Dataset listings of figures
____

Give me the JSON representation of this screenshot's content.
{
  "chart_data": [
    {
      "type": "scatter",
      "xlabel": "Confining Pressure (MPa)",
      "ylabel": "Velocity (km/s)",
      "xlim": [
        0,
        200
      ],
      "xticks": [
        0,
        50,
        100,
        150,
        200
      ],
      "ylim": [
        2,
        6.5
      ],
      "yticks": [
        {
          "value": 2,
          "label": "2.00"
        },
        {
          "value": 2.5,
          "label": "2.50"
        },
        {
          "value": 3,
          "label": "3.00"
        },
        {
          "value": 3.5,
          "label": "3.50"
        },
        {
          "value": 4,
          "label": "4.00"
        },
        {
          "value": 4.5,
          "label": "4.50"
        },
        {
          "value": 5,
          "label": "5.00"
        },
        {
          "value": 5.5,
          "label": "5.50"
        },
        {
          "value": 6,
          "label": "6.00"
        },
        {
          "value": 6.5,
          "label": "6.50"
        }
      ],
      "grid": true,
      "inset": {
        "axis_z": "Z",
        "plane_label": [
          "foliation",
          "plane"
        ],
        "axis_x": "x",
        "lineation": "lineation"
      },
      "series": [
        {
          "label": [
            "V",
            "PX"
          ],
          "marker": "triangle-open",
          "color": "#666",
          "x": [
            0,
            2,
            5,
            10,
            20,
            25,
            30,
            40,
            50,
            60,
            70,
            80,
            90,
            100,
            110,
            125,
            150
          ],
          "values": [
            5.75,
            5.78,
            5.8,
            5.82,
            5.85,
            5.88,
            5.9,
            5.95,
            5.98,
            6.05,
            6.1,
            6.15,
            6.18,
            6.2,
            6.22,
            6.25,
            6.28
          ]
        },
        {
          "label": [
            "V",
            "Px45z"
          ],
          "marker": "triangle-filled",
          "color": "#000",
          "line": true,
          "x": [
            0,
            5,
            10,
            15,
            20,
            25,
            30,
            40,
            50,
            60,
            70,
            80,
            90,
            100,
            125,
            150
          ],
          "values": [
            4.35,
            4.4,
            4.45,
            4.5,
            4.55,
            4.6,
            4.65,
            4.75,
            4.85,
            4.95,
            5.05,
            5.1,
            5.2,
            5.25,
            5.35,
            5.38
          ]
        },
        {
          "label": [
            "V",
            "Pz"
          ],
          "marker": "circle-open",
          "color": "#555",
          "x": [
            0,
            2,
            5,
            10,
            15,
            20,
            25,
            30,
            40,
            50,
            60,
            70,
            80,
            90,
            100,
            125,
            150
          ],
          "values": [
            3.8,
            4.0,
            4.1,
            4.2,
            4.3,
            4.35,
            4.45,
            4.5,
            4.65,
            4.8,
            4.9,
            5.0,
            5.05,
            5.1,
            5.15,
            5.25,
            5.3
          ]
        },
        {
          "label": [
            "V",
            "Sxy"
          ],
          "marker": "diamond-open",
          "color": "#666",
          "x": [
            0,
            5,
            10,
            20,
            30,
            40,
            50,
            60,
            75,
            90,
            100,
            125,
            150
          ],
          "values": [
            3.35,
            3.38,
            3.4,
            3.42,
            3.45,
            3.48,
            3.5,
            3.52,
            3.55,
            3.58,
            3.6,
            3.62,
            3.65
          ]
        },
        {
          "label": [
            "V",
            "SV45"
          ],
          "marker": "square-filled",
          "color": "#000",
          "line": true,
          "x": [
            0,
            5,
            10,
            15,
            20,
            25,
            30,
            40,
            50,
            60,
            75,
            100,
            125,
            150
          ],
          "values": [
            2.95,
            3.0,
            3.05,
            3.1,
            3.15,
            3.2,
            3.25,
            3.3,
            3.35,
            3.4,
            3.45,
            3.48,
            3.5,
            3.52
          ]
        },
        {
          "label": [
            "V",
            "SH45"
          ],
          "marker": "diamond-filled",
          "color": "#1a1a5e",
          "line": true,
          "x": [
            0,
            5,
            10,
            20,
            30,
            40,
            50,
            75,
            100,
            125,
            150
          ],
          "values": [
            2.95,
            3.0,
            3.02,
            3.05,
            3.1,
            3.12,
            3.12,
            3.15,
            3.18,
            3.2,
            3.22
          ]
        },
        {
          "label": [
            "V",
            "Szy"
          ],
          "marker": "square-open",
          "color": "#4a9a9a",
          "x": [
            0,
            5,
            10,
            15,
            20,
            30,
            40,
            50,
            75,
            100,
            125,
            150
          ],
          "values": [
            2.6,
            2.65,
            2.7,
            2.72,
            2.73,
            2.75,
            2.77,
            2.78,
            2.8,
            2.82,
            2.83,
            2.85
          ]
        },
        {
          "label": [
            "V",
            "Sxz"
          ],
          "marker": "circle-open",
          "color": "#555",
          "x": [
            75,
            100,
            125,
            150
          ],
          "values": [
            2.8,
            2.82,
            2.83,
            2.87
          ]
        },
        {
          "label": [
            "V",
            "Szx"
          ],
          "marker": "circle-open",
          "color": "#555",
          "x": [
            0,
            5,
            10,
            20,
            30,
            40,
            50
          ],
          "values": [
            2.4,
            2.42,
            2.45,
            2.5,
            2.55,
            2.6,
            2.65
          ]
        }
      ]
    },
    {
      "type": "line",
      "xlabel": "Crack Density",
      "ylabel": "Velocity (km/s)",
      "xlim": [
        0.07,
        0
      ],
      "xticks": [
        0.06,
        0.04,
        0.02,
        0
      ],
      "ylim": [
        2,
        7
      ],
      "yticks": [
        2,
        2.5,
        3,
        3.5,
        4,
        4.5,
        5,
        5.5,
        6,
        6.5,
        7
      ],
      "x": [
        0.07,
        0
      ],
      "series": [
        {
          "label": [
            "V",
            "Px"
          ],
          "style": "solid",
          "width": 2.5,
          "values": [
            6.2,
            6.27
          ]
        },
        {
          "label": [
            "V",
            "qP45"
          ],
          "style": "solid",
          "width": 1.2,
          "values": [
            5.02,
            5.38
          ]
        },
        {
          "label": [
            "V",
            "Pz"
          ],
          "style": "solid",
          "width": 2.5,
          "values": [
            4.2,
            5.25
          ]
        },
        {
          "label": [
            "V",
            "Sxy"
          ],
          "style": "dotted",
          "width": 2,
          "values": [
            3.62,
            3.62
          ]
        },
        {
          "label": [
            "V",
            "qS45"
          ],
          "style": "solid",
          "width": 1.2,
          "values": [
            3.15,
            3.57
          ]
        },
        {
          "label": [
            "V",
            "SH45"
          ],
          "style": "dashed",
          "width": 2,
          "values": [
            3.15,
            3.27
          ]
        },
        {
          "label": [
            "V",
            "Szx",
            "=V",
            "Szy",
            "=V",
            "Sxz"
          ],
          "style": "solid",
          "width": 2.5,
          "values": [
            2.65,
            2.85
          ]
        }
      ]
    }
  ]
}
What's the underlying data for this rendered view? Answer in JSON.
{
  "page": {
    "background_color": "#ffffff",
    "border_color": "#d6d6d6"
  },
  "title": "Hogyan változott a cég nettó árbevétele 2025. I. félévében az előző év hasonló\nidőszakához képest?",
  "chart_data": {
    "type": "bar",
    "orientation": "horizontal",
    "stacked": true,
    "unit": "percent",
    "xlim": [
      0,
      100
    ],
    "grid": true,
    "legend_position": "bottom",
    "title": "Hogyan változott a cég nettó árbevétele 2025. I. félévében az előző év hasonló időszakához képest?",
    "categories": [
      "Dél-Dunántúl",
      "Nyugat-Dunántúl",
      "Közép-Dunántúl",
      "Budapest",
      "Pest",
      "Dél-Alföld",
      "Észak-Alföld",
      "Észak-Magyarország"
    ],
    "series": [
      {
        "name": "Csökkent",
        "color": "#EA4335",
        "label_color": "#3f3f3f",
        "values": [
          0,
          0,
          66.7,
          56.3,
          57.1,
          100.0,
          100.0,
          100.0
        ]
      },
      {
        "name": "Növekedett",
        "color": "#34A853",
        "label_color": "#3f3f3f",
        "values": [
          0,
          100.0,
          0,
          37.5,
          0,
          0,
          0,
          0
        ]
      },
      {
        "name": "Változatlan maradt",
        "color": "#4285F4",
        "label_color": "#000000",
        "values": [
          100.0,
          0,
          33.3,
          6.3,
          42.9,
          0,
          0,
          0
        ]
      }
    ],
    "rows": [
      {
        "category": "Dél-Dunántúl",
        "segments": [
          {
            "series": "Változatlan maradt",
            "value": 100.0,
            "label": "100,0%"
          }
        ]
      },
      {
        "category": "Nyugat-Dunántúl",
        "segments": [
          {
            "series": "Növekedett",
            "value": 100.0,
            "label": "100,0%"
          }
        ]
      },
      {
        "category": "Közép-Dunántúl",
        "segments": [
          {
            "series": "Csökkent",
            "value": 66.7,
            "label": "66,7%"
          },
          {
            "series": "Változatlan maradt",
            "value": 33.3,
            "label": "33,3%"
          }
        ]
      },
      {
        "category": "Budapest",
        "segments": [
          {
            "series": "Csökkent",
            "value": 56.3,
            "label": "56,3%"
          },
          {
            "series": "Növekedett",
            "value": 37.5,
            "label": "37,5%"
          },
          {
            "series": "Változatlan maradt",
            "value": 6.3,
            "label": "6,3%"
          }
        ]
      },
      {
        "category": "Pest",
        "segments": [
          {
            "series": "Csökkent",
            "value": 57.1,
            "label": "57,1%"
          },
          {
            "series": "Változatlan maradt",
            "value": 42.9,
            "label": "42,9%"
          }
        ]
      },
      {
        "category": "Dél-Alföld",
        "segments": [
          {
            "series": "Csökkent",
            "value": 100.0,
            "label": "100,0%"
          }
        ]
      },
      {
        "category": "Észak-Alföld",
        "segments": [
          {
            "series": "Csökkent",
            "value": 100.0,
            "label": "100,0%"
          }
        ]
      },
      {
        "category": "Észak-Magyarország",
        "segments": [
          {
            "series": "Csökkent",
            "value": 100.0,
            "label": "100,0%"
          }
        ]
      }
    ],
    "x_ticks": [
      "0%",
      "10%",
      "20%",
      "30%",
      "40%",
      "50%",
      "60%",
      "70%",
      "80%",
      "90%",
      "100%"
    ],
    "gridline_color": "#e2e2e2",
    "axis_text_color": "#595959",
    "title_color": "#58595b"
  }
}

____

» Task to carry out:
Return all lines of the material above in which the word "Hogyan" occurs.

» Correct result:
  "title": "Hogyan változott a cég nettó árbevétele 2025. I. félévében az előző év hasonló\nidőszakához képest?",
    "title": "Hogyan változott a cég nettó árbevétele 2025. I. félévében az előző év hasonló időszakához képest?",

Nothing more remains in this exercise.